━━━ Exercise data

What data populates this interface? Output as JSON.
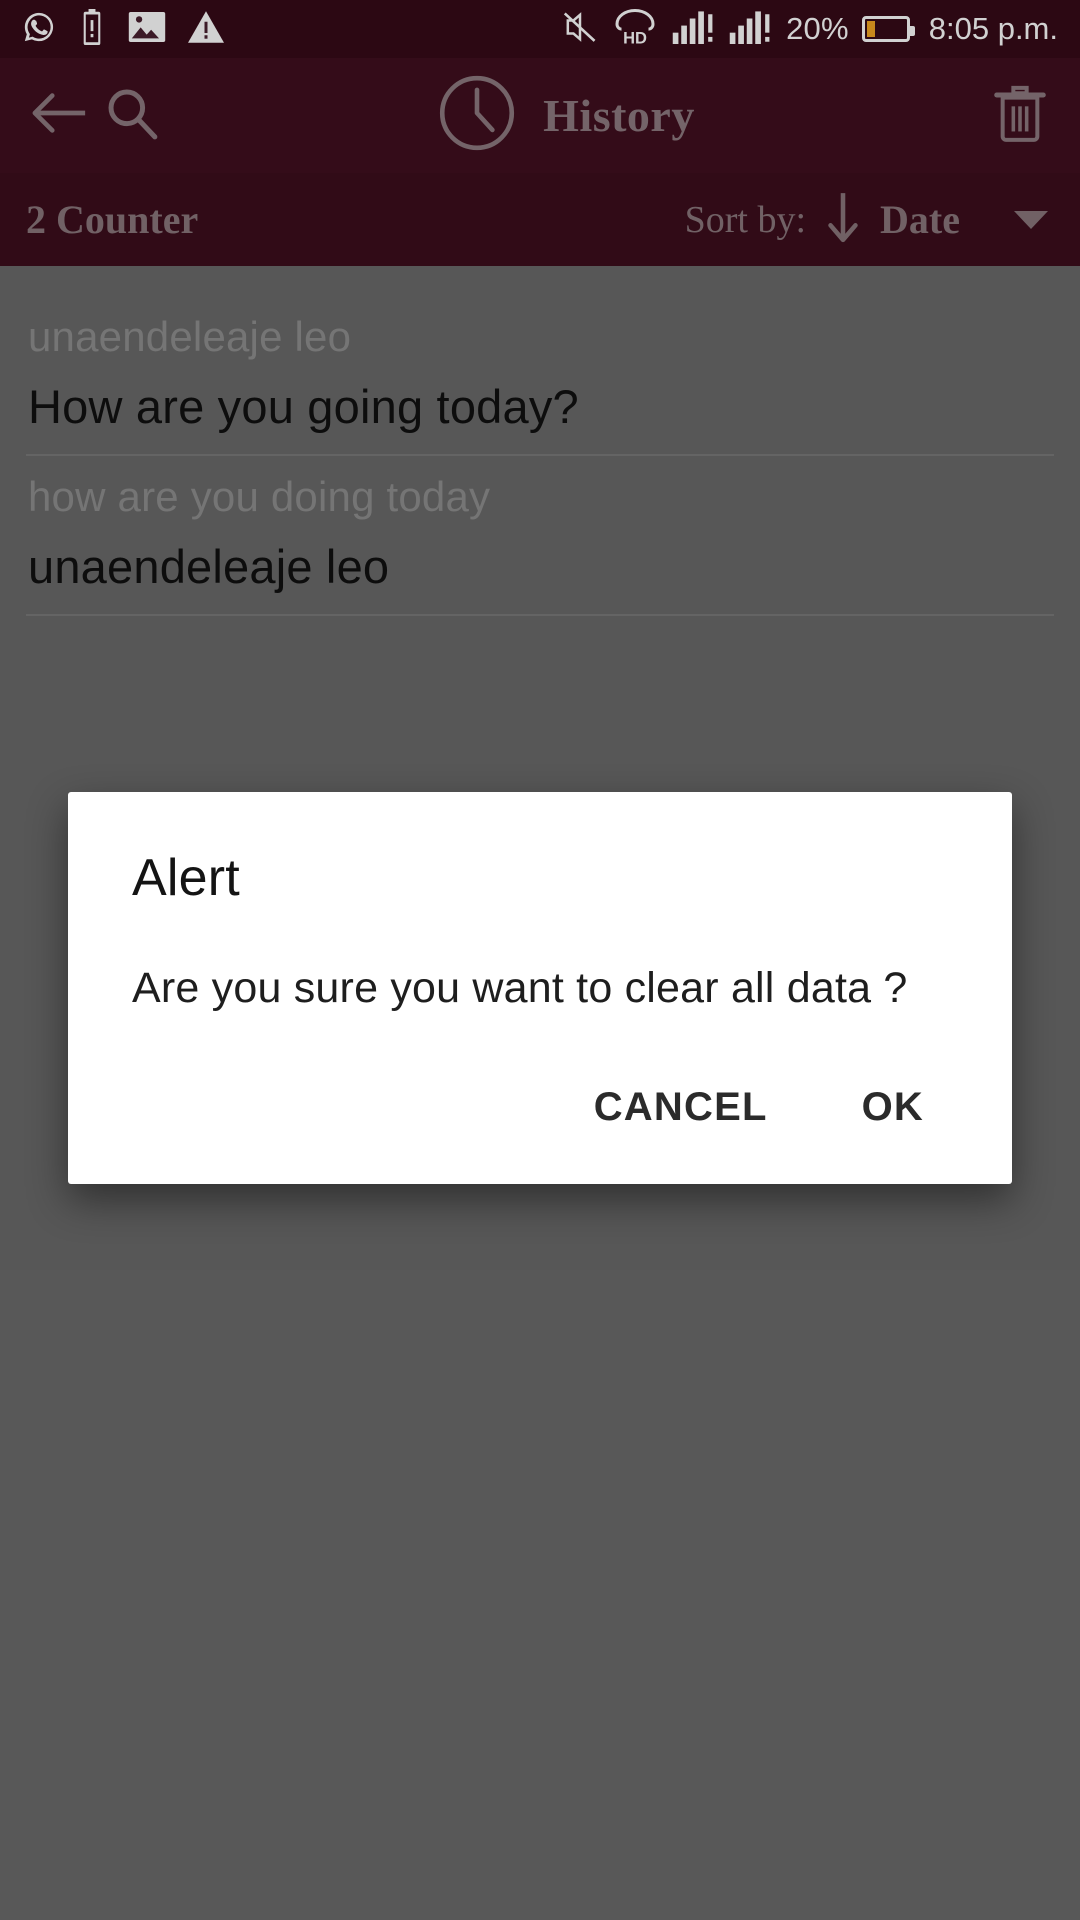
{
  "status_bar": {
    "left_icons": [
      {
        "name": "whatsapp-icon",
        "glyph": "whatsapp"
      },
      {
        "name": "battery-alert-icon",
        "glyph": "battery-alert"
      },
      {
        "name": "image-icon",
        "glyph": "image"
      },
      {
        "name": "warning-icon",
        "glyph": "warning"
      }
    ],
    "mute_icon": "mute-icon",
    "hd_label": "HD",
    "signal_1": "signal-bars-icon",
    "signal_2": "signal-bars-icon",
    "battery_percent": "20%",
    "battery_level": 20,
    "time": "8:05 p.m."
  },
  "toolbar": {
    "back_icon": "back-arrow-icon",
    "search_icon": "search-icon",
    "clock_icon": "clock-icon",
    "title": "History",
    "delete_icon": "trash-icon"
  },
  "subbar": {
    "counter": "2 Counter",
    "sort_label": "Sort by:",
    "sort_direction_icon": "arrow-down-icon",
    "sort_value": "Date",
    "dropdown_icon": "chevron-down-icon"
  },
  "history_list": [
    {
      "source_text": "unaendeleaje leo",
      "translated_text": "How are you going today?"
    },
    {
      "source_text": "how are you doing today",
      "translated_text": "unaendeleaje leo"
    }
  ],
  "dialog": {
    "title": "Alert",
    "message": "Are you sure you want to clear all data ?",
    "cancel_label": "CANCEL",
    "ok_label": "OK"
  },
  "colors": {
    "status_bar_bg": "#360a18",
    "toolbar_bg": "#400f1f",
    "subbar_bg": "#3c0e1d",
    "toolbar_fg": "#8e7b80",
    "list_bg": "#6b6b6b",
    "battery_accent": "#f5a623",
    "dialog_bg": "#ffffff"
  }
}
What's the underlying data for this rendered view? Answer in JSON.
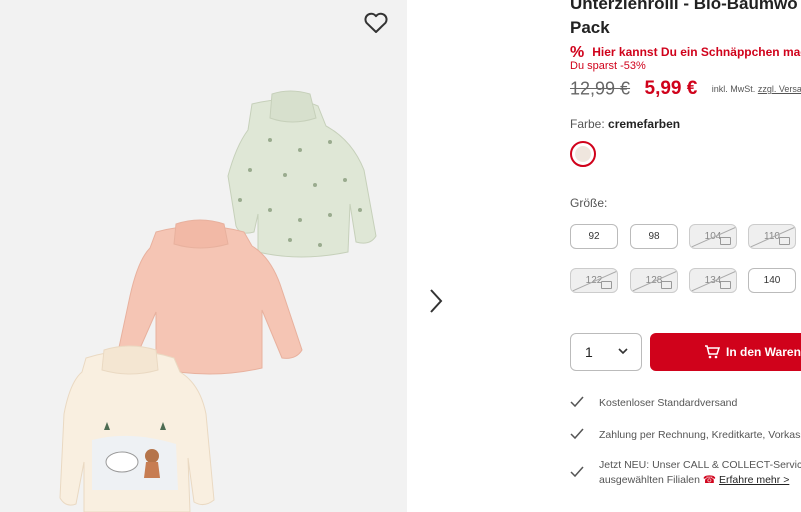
{
  "gallery": {
    "wishlist_icon": "heart-icon",
    "next_icon": "chevron-right-icon"
  },
  "product": {
    "title_line1": "Unterziehrolli - Bio-Baumwo",
    "title_line2": "Pack",
    "deal_icon": "%",
    "deal_text": "Hier kannst Du ein Schnäppchen mac",
    "saving": "Du sparst -53%",
    "old_price": "12,99 €",
    "new_price": "5,99 €",
    "tax_text": "inkl. MwSt.",
    "shipping_link": "zzgl. Versand"
  },
  "color": {
    "label": "Farbe:",
    "value": "cremefarben",
    "swatch_color": "#efe6de"
  },
  "size": {
    "label": "Größe:",
    "options": [
      {
        "label": "92",
        "available": true
      },
      {
        "label": "98",
        "available": true
      },
      {
        "label": "104",
        "available": false
      },
      {
        "label": "110",
        "available": false
      },
      {
        "label": "122",
        "available": false
      },
      {
        "label": "128",
        "available": false
      },
      {
        "label": "134",
        "available": false
      },
      {
        "label": "140",
        "available": true
      }
    ]
  },
  "cart": {
    "quantity": "1",
    "button_label": "In den Warenk"
  },
  "features": [
    {
      "text": "Kostenloser Standardversand"
    },
    {
      "text": "Zahlung per Rechnung, Kreditkarte, Vorkass"
    },
    {
      "line1": "Jetzt NEU: Unser CALL & COLLECT-Service",
      "line2": "ausgewählten Filialen",
      "link": "Erfahre mehr >"
    }
  ],
  "colors": {
    "accent": "#d0021b",
    "gallery_bg": "#f2f2f2"
  }
}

━━━━━━

• _What is required_
Repeat each entry exactly as it appears; skip any picture.

• _Completed task_
What data populates this interface? Output as JSON.
{
  "status_bar": {
    "left_icons": [
      {
        "name": "whatsapp-icon",
        "glyph": "whatsapp"
      },
      {
        "name": "battery-alert-icon",
        "glyph": "battery-alert"
      },
      {
        "name": "image-icon",
        "glyph": "image"
      },
      {
        "name": "warning-icon",
        "glyph": "warning"
      }
    ],
    "mute_icon": "mute-icon",
    "hd_label": "HD",
    "signal_1": "signal-bars-icon",
    "signal_2": "signal-bars-icon",
    "battery_percent": "20%",
    "battery_level": 20,
    "time": "8:05 p.m."
  },
  "toolbar": {
    "back_icon": "back-arrow-icon",
    "search_icon": "search-icon",
    "clock_icon": "clock-icon",
    "title": "History",
    "delete_icon": "trash-icon"
  },
  "subbar": {
    "counter": "2 Counter",
    "sort_label": "Sort by:",
    "sort_direction_icon": "arrow-down-icon",
    "sort_value": "Date",
    "dropdown_icon": "chevron-down-icon"
  },
  "history_list": [
    {
      "source_text": "unaendeleaje leo",
      "translated_text": "How are you going today?"
    },
    {
      "source_text": "how are you doing today",
      "translated_text": "unaendeleaje leo"
    }
  ],
  "dialog": {
    "title": "Alert",
    "message": "Are you sure you want to clear all data ?",
    "cancel_label": "CANCEL",
    "ok_label": "OK"
  },
  "colors": {
    "status_bar_bg": "#360a18",
    "toolbar_bg": "#400f1f",
    "subbar_bg": "#3c0e1d",
    "toolbar_fg": "#8e7b80",
    "list_bg": "#6b6b6b",
    "battery_accent": "#f5a623",
    "dialog_bg": "#ffffff"
  }
}
What's the underlying data for this rendered view? Answer in JSON.
{
  "gallery": {
    "wishlist_icon": "heart-icon",
    "next_icon": "chevron-right-icon"
  },
  "product": {
    "title_line1": "Unterziehrolli - Bio-Baumwo",
    "title_line2": "Pack",
    "deal_icon": "%",
    "deal_text": "Hier kannst Du ein Schnäppchen mac",
    "saving": "Du sparst -53%",
    "old_price": "12,99 €",
    "new_price": "5,99 €",
    "tax_text": "inkl. MwSt.",
    "shipping_link": "zzgl. Versand"
  },
  "color": {
    "label": "Farbe:",
    "value": "cremefarben",
    "swatch_color": "#efe6de"
  },
  "size": {
    "label": "Größe:",
    "options": [
      {
        "label": "92",
        "available": true
      },
      {
        "label": "98",
        "available": true
      },
      {
        "label": "104",
        "available": false
      },
      {
        "label": "110",
        "available": false
      },
      {
        "label": "122",
        "available": false
      },
      {
        "label": "128",
        "available": false
      },
      {
        "label": "134",
        "available": false
      },
      {
        "label": "140",
        "available": true
      }
    ]
  },
  "cart": {
    "quantity": "1",
    "button_label": "In den Warenk"
  },
  "features": [
    {
      "text": "Kostenloser Standardversand"
    },
    {
      "text": "Zahlung per Rechnung, Kreditkarte, Vorkass"
    },
    {
      "line1": "Jetzt NEU: Unser CALL & COLLECT-Service",
      "line2": "ausgewählten Filialen",
      "link": "Erfahre mehr >"
    }
  ],
  "colors": {
    "accent": "#d0021b",
    "gallery_bg": "#f2f2f2"
  }
}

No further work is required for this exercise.